■ TASK TO CARRY OUT:
Copy out every line containing the word "JSON".

■ ENTRIES PROVIDED:
================

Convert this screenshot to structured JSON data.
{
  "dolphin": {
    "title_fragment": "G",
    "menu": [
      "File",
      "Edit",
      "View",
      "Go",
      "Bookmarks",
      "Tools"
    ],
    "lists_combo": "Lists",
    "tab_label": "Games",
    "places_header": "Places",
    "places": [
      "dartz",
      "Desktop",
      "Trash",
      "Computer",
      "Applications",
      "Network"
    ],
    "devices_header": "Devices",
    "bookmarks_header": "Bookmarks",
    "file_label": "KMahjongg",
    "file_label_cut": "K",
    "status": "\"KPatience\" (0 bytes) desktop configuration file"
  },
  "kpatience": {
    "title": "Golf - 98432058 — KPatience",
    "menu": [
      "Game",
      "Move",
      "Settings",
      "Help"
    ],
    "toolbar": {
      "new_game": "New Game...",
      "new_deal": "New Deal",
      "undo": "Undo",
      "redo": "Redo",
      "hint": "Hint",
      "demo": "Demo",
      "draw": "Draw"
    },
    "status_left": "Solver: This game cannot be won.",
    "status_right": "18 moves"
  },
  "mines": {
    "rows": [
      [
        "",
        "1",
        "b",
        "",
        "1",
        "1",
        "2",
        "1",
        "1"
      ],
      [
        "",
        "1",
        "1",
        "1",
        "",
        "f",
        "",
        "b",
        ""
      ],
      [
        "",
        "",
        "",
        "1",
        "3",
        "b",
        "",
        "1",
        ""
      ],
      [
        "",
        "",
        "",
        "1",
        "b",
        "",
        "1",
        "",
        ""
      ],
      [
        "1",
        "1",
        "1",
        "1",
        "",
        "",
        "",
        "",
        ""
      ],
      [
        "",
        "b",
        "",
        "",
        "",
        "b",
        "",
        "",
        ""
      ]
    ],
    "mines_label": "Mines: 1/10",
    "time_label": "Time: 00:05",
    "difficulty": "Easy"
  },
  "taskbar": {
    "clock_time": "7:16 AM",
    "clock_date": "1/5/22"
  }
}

================

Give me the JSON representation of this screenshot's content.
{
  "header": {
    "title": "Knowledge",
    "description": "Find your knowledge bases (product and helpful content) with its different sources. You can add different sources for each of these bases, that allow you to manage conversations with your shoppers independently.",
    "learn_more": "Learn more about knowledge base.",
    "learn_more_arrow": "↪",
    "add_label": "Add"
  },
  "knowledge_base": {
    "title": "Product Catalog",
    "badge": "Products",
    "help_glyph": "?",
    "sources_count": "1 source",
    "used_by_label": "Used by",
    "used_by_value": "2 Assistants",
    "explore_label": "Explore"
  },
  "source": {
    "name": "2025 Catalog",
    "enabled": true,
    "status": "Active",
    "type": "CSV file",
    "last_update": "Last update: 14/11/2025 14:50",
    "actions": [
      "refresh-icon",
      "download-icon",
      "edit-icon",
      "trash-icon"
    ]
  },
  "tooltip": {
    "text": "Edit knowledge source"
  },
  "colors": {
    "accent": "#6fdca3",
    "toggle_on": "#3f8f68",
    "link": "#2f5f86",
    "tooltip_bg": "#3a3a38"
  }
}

================

■ CORRECT OUTPUT:
Convert this screenshot to structured JSON data.
Give me the JSON representation of this screenshot's content.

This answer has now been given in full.